» TASK INSTRUCTIONS:
Transcribe the entries below exactly.

(Figure collection entries)
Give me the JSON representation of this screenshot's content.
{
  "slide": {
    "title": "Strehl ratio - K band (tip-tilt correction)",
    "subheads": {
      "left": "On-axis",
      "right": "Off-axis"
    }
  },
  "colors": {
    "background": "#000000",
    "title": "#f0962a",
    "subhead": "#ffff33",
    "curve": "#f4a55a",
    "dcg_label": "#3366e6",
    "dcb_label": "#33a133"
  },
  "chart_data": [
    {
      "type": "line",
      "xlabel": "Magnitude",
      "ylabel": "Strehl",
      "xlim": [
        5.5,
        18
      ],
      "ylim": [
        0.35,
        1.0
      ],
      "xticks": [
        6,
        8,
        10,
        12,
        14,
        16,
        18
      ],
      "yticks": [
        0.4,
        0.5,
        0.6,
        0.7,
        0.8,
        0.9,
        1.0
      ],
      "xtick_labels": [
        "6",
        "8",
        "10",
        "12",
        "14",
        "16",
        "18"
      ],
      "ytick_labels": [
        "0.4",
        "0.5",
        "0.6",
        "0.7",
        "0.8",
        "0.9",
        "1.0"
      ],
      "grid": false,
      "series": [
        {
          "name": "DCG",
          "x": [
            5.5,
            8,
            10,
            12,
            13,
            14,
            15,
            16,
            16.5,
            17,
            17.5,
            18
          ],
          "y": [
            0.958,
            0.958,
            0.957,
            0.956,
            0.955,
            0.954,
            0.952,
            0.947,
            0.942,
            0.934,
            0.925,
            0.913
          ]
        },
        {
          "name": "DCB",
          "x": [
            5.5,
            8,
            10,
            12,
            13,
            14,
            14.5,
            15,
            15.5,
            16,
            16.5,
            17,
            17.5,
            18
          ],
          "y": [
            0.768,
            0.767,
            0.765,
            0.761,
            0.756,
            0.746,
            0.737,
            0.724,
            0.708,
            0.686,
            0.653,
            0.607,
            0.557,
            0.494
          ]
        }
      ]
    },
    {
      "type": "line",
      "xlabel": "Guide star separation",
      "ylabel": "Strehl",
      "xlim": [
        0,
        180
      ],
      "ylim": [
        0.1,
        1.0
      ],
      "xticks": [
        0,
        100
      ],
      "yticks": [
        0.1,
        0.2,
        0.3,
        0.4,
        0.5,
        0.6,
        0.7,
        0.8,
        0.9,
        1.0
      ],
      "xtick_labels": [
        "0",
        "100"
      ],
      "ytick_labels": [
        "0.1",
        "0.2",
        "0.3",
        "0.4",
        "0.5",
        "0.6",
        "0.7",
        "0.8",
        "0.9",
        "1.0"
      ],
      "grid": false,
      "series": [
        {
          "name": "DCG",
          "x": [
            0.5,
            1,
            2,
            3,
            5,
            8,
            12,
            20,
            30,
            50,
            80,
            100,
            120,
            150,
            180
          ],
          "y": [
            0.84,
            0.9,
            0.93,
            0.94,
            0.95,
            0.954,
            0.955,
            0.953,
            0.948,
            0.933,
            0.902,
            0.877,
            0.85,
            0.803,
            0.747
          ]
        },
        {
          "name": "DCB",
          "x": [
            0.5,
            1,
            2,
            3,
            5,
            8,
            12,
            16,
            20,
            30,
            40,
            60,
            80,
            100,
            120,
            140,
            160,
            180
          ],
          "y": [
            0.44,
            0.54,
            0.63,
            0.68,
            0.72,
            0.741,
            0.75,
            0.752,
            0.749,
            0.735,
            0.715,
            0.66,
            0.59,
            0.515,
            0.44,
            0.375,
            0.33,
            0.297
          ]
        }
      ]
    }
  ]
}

» SOLUTION:
Give me the JSON representation of this screenshot's content.
{
  "slide": {
    "title": "Strehl ratio - K band (tip-tilt correction)",
    "subheads": {
      "left": "On-axis",
      "right": "Off-axis"
    }
  },
  "colors": {
    "background": "#000000",
    "title": "#f0962a",
    "subhead": "#ffff33",
    "curve": "#f4a55a",
    "dcg_label": "#3366e6",
    "dcb_label": "#33a133"
  },
  "chart_data": [
    {
      "type": "line",
      "xlabel": "Magnitude",
      "ylabel": "Strehl",
      "xlim": [
        5.5,
        18
      ],
      "ylim": [
        0.35,
        1.0
      ],
      "xticks": [
        6,
        8,
        10,
        12,
        14,
        16,
        18
      ],
      "yticks": [
        0.4,
        0.5,
        0.6,
        0.7,
        0.8,
        0.9,
        1.0
      ],
      "xtick_labels": [
        "6",
        "8",
        "10",
        "12",
        "14",
        "16",
        "18"
      ],
      "ytick_labels": [
        "0.4",
        "0.5",
        "0.6",
        "0.7",
        "0.8",
        "0.9",
        "1.0"
      ],
      "grid": false,
      "series": [
        {
          "name": "DCG",
          "x": [
            5.5,
            8,
            10,
            12,
            13,
            14,
            15,
            16,
            16.5,
            17,
            17.5,
            18
          ],
          "y": [
            0.958,
            0.958,
            0.957,
            0.956,
            0.955,
            0.954,
            0.952,
            0.947,
            0.942,
            0.934,
            0.925,
            0.913
          ]
        },
        {
          "name": "DCB",
          "x": [
            5.5,
            8,
            10,
            12,
            13,
            14,
            14.5,
            15,
            15.5,
            16,
            16.5,
            17,
            17.5,
            18
          ],
          "y": [
            0.768,
            0.767,
            0.765,
            0.761,
            0.756,
            0.746,
            0.737,
            0.724,
            0.708,
            0.686,
            0.653,
            0.607,
            0.557,
            0.494
          ]
        }
      ]
    },
    {
      "type": "line",
      "xlabel": "Guide star separation",
      "ylabel": "Strehl",
      "xlim": [
        0,
        180
      ],
      "ylim": [
        0.1,
        1.0
      ],
      "xticks": [
        0,
        100
      ],
      "yticks": [
        0.1,
        0.2,
        0.3,
        0.4,
        0.5,
        0.6,
        0.7,
        0.8,
        0.9,
        1.0
      ],
      "xtick_labels": [
        "0",
        "100"
      ],
      "ytick_labels": [
        "0.1",
        "0.2",
        "0.3",
        "0.4",
        "0.5",
        "0.6",
        "0.7",
        "0.8",
        "0.9",
        "1.0"
      ],
      "grid": false,
      "series": [
        {
          "name": "DCG",
          "x": [
            0.5,
            1,
            2,
            3,
            5,
            8,
            12,
            20,
            30,
            50,
            80,
            100,
            120,
            150,
            180
          ],
          "y": [
            0.84,
            0.9,
            0.93,
            0.94,
            0.95,
            0.954,
            0.955,
            0.953,
            0.948,
            0.933,
            0.902,
            0.877,
            0.85,
            0.803,
            0.747
          ]
        },
        {
          "name": "DCB",
          "x": [
            0.5,
            1,
            2,
            3,
            5,
            8,
            12,
            16,
            20,
            30,
            40,
            60,
            80,
            100,
            120,
            140,
            160,
            180
          ],
          "y": [
            0.44,
            0.54,
            0.63,
            0.68,
            0.72,
            0.741,
            0.75,
            0.752,
            0.749,
            0.735,
            0.715,
            0.66,
            0.59,
            0.515,
            0.44,
            0.375,
            0.33,
            0.297
          ]
        }
      ]
    }
  ]
}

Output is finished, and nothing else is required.